> [Task to carry out]: Here are the records. Print them all exactly.

━━━━

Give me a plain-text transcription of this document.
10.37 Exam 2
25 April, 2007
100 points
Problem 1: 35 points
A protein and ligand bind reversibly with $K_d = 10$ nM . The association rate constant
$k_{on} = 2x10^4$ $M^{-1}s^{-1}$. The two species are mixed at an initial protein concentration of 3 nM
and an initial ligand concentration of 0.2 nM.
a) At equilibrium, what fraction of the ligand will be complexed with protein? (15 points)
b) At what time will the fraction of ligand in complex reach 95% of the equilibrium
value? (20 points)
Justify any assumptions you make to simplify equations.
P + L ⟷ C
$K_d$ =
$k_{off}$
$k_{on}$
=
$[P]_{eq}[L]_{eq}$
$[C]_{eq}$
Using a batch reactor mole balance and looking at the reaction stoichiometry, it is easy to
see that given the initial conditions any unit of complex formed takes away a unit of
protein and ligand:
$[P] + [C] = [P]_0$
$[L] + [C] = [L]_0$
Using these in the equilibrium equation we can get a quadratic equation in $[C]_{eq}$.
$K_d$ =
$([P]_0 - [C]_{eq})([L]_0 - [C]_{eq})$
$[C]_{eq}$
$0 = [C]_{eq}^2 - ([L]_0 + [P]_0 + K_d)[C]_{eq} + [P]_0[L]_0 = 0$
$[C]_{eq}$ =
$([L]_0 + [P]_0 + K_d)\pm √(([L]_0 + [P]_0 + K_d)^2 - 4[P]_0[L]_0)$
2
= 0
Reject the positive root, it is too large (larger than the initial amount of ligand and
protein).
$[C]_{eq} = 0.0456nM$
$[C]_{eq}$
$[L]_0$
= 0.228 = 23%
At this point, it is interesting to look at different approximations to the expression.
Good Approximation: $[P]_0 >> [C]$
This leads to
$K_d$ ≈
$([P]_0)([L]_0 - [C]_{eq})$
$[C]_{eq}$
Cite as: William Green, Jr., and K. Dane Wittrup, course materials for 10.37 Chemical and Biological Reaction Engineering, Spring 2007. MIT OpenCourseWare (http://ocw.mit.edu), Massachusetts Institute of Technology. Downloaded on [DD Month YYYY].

━━━━

> [Solution for this exercise]:
Give me a plain-text transcription of this document.
10.37 Exam 2
25 April, 2007
100 points
Problem 1: 35 points
A protein and ligand bind reversibly with $K_d = 10$ nM . The association rate constant
$k_{on} = 2x10^4$ $M^{-1}s^{-1}$. The two species are mixed at an initial protein concentration of 3 nM
and an initial ligand concentration of 0.2 nM.
a) At equilibrium, what fraction of the ligand will be complexed with protein? (15 points)
b) At what time will the fraction of ligand in complex reach 95% of the equilibrium
value? (20 points)
Justify any assumptions you make to simplify equations.
P + L ⟷ C
$K_d$ =
$k_{off}$
$k_{on}$
=
$[P]_{eq}[L]_{eq}$
$[C]_{eq}$
Using a batch reactor mole balance and looking at the reaction stoichiometry, it is easy to
see that given the initial conditions any unit of complex formed takes away a unit of
protein and ligand:
$[P] + [C] = [P]_0$
$[L] + [C] = [L]_0$
Using these in the equilibrium equation we can get a quadratic equation in $[C]_{eq}$.
$K_d$ =
$([P]_0 - [C]_{eq})([L]_0 - [C]_{eq})$
$[C]_{eq}$
$0 = [C]_{eq}^2 - ([L]_0 + [P]_0 + K_d)[C]_{eq} + [P]_0[L]_0 = 0$
$[C]_{eq}$ =
$([L]_0 + [P]_0 + K_d)\pm √(([L]_0 + [P]_0 + K_d)^2 - 4[P]_0[L]_0)$
2
= 0
Reject the positive root, it is too large (larger than the initial amount of ligand and
protein).
$[C]_{eq} = 0.0456nM$
$[C]_{eq}$
$[L]_0$
= 0.228 = 23%
At this point, it is interesting to look at different approximations to the expression.
Good Approximation: $[P]_0 >> [C]$
This leads to
$K_d$ ≈
$([P]_0)([L]_0 - [C]_{eq})$
$[C]_{eq}$
Cite as: William Green, Jr., and K. Dane Wittrup, course materials for 10.37 Chemical and Biological Reaction Engineering, Spring 2007. MIT OpenCourseWare (http://ocw.mit.edu), Massachusetts Institute of Technology. Downloaded on [DD Month YYYY].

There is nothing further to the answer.